**JOB**
Counting only lines that hold "Social", give the total and nothing more.

[Rows from a dataset]
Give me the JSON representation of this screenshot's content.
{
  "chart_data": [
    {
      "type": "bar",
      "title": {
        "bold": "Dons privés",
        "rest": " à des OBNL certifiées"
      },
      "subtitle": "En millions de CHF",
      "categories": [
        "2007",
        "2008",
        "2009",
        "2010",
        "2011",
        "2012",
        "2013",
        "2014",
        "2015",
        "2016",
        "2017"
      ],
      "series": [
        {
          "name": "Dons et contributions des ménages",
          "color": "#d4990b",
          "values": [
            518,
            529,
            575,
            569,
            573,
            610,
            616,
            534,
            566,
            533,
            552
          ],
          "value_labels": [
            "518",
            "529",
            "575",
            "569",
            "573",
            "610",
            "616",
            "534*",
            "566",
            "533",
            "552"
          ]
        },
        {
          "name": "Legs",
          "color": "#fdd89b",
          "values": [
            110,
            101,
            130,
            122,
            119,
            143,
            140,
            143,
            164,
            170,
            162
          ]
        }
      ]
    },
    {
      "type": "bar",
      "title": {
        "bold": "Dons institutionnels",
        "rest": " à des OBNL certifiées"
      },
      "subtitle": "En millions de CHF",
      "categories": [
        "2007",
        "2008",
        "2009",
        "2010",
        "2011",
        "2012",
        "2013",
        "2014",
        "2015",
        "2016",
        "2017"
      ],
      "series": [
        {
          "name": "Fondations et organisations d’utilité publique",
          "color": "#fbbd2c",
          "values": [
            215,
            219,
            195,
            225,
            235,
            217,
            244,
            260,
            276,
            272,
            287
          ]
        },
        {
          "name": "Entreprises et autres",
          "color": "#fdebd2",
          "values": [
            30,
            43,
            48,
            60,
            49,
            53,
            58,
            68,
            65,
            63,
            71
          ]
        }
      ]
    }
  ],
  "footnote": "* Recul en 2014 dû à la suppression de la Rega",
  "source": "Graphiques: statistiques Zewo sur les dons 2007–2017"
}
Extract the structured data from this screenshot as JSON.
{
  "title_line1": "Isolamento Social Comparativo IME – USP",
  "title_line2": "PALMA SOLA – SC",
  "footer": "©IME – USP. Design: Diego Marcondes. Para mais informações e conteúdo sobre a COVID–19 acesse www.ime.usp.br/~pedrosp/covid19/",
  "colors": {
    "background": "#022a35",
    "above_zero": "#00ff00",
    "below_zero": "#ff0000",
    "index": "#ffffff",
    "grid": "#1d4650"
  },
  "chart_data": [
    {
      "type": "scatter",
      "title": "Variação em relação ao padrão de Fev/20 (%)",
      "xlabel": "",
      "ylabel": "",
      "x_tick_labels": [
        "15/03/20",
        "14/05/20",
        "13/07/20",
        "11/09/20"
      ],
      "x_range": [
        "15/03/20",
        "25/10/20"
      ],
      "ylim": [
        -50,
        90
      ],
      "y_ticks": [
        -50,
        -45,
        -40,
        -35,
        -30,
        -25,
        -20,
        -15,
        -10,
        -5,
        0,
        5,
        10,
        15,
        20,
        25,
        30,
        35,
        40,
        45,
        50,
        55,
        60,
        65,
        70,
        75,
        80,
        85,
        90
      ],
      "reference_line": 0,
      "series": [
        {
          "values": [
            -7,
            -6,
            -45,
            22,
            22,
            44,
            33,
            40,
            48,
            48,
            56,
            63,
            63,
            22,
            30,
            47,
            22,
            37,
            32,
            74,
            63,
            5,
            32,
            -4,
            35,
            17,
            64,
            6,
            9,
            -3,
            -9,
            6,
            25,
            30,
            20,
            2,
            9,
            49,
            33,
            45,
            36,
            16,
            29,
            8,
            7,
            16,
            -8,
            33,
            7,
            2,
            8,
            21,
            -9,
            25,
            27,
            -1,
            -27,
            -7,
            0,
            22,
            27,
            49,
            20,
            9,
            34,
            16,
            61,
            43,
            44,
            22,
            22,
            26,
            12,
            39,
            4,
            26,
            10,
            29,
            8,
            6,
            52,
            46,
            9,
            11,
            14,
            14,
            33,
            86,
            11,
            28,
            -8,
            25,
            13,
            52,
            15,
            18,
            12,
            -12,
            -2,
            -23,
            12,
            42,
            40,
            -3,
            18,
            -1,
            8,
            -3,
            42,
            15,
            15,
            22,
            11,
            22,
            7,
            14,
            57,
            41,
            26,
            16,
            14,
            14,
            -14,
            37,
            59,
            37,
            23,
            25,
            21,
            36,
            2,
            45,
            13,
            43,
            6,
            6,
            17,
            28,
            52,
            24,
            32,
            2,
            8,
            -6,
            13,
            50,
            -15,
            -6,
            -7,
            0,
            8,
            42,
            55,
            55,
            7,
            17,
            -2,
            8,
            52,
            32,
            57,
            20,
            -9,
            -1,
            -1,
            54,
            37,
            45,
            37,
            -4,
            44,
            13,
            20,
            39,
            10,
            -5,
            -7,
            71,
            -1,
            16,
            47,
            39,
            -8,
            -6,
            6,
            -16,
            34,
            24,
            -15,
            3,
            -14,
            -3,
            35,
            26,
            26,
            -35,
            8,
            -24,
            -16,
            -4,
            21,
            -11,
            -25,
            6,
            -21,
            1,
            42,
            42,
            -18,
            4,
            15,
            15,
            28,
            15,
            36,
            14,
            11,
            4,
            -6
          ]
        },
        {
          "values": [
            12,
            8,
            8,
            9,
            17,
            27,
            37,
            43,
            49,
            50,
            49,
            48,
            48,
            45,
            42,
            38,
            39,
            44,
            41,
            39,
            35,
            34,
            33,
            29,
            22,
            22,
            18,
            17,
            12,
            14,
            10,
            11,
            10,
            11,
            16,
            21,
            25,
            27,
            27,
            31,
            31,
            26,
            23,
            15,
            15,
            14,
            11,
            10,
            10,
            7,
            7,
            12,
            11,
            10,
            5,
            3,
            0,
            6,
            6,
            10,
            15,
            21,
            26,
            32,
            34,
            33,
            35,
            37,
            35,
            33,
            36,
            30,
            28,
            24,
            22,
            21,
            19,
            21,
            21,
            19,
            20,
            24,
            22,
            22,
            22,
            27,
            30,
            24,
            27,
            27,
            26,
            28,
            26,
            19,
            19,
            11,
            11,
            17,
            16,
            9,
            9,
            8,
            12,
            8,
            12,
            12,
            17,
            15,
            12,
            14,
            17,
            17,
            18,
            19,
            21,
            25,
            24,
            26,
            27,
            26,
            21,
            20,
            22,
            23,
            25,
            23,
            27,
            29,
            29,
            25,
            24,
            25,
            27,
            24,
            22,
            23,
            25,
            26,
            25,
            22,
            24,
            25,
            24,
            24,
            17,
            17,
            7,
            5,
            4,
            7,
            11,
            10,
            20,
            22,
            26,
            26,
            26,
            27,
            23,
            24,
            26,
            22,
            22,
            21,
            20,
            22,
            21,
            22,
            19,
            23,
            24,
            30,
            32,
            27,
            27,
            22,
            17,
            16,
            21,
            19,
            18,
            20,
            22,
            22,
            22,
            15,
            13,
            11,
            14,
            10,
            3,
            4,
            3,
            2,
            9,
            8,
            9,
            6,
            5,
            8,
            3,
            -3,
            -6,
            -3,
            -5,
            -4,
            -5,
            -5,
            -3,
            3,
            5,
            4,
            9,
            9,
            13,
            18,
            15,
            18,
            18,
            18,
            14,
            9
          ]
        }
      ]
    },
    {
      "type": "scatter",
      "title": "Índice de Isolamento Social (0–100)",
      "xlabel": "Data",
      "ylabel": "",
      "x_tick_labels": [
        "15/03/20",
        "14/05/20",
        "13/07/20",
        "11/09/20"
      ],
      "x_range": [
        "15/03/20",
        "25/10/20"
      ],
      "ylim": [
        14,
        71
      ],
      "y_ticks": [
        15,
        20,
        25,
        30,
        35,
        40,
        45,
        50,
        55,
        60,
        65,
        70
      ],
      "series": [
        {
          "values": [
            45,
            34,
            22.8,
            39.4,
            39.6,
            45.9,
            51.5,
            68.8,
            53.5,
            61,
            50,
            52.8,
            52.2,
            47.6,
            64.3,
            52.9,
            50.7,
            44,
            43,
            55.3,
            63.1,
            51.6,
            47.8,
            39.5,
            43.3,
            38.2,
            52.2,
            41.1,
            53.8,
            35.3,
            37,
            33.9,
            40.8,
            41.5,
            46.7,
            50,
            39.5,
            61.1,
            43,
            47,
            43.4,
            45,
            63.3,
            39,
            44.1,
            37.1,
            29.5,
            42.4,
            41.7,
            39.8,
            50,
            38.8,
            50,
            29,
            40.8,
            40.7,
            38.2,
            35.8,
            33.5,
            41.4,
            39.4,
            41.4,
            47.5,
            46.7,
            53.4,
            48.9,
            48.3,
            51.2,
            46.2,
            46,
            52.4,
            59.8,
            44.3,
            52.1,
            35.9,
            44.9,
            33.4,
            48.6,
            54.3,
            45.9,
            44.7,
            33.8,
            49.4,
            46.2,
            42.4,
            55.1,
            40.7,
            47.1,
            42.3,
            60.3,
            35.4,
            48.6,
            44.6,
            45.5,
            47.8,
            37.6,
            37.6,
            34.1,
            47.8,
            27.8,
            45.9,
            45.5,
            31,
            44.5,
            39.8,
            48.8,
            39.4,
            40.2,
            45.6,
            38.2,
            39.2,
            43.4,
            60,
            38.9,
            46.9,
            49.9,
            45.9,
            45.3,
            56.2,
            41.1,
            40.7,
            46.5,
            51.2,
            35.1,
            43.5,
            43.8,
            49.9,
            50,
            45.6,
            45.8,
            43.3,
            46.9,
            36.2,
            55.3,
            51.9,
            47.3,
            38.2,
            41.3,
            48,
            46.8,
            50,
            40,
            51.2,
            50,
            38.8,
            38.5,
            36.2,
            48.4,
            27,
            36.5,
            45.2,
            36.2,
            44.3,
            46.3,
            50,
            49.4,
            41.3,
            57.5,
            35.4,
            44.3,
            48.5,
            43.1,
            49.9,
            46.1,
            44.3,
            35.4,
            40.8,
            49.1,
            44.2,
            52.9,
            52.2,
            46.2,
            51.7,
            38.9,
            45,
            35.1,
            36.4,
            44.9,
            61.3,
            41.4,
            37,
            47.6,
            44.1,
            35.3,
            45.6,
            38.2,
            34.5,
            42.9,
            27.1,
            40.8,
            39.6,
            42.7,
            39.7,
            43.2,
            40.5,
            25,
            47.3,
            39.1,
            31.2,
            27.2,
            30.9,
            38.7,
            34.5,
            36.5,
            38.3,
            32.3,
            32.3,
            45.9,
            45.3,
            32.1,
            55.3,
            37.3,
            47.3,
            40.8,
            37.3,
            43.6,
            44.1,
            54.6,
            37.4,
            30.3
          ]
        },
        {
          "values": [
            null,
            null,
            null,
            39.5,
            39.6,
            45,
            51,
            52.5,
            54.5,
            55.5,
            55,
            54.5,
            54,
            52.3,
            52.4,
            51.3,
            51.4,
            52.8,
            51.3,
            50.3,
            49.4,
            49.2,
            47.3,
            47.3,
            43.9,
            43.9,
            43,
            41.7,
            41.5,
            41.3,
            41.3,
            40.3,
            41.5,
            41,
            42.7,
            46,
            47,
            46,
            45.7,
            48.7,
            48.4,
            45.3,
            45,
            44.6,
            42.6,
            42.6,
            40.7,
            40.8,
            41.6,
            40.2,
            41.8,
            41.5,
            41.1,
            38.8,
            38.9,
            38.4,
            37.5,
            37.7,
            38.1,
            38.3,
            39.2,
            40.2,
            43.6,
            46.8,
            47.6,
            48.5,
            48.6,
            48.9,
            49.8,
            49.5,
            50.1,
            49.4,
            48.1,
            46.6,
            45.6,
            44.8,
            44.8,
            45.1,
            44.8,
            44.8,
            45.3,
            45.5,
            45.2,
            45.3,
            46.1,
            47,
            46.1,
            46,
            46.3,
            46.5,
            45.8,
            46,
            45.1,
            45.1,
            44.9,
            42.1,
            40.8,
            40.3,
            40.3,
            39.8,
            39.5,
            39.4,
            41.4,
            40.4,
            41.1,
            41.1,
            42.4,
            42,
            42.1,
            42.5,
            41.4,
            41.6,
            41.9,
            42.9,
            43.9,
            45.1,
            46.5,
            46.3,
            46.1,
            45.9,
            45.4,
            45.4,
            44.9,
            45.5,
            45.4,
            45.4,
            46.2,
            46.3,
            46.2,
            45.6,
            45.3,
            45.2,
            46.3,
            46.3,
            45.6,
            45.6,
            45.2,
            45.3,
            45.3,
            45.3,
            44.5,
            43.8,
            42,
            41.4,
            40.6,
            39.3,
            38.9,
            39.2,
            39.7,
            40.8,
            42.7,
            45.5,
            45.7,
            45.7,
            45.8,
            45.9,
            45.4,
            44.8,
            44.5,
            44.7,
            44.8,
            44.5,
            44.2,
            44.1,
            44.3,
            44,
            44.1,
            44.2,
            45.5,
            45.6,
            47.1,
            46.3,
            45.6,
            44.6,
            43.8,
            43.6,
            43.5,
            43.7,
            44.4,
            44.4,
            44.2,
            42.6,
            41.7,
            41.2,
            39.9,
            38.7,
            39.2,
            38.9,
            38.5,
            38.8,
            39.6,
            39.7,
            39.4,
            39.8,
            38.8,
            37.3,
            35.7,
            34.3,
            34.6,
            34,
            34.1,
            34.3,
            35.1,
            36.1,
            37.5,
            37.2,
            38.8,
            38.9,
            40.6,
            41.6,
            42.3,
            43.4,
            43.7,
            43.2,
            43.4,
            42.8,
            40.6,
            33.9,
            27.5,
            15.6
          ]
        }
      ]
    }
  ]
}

**WRITTEN RESPONSE**
2